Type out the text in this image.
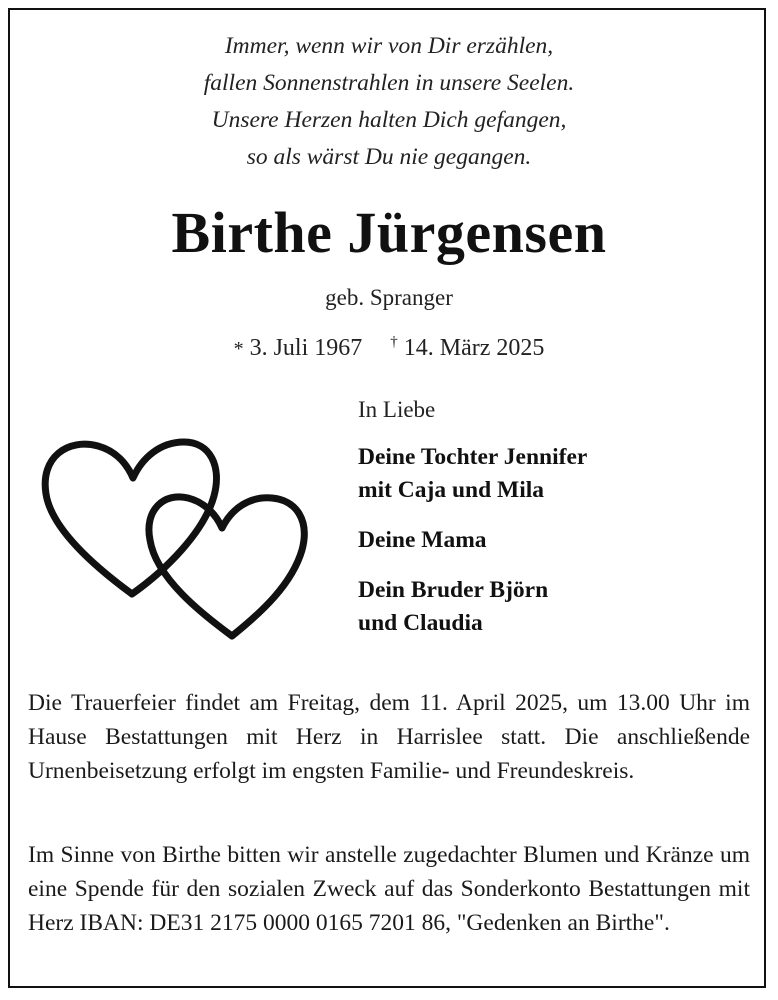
Immer, wenn wir von Dir erzählen,
fallen Sonnenstrahlen in unsere Seelen.
Unsere Herzen halten Dich gefangen,
so als wärst Du nie gegangen.
Birthe Jürgensen
geb. Spranger
* 3. Juli 1967 † 14. März 2025
In Liebe
Deine Tochter Jennifer
mit Caja und Mila
Deine Mama
Dein Bruder Björn
und Claudia

Die Trauerfeier findet am Freitag, dem 11. April 2025, um 13.00 Uhr im Hause Bestattungen mit Herz in Harrislee statt. Die anschließende Urnenbeisetzung erfolgt im engsten Familie- und Freundeskreis.

Im Sinne von Birthe bitten wir anstelle zugedachter Blumen und Kränze um eine Spende für den sozialen Zweck auf das Sonderkonto Bestattungen mit Herz IBAN: DE31 2175 0000 0165 7201 86, "Gedenken an Birthe".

__GOAL__. Return from the data every line that holds "Birthe".

__TASK ANSWER__.
Birthe Jürgensen
Im Sinne von Birthe bitten wir anstelle zugedachter Blumen und Kränze um eine Spende für den sozialen Zweck auf das Sonderkonto Bestattungen mit Herz IBAN: DE31 2175 0000 0165 7201 86, "Gedenken an Birthe".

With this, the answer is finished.